● Task to carry out
Pick out the lines containing "Manager".

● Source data

* * * * *

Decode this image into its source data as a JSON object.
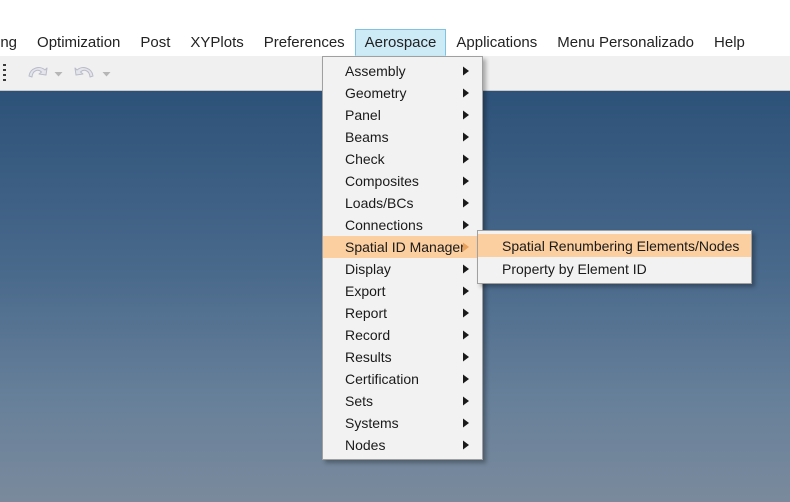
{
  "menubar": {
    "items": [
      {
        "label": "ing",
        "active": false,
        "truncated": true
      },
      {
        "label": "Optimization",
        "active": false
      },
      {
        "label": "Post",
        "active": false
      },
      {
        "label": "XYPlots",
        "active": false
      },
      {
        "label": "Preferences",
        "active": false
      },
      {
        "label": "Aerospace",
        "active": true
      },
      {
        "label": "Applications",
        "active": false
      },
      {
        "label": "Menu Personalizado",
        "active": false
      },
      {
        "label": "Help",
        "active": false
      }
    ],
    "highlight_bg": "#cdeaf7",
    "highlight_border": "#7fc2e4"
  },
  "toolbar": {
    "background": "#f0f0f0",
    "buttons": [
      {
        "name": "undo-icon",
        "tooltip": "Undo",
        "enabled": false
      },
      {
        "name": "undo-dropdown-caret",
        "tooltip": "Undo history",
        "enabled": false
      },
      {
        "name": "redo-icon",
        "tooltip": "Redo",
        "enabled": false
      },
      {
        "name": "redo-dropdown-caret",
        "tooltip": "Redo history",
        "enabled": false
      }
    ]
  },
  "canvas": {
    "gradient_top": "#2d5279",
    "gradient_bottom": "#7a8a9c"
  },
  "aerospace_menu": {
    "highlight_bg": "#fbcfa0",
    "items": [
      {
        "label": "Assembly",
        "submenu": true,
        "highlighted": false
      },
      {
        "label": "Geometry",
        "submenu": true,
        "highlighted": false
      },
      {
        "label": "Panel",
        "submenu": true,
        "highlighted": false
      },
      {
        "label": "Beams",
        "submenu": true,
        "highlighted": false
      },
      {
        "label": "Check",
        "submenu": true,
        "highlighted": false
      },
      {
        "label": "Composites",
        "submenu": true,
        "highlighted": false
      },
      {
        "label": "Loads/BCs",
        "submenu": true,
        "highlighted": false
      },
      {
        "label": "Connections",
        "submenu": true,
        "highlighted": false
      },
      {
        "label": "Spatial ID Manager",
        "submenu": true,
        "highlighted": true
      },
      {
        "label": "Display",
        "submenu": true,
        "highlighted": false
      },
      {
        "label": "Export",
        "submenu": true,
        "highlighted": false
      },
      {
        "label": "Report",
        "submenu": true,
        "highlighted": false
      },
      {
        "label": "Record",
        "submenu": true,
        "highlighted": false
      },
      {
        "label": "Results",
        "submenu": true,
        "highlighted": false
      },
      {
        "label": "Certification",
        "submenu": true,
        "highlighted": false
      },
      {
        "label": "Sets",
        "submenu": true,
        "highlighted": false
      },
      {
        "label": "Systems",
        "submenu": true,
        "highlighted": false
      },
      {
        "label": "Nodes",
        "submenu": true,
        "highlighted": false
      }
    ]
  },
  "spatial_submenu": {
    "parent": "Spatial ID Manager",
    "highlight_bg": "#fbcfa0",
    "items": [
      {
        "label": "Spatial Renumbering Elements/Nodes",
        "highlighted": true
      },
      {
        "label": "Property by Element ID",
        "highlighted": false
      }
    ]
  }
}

* * * * *

● Answer for this exercise
        "label": "Spatial ID Manager",
    "parent": "Spatial ID Manager",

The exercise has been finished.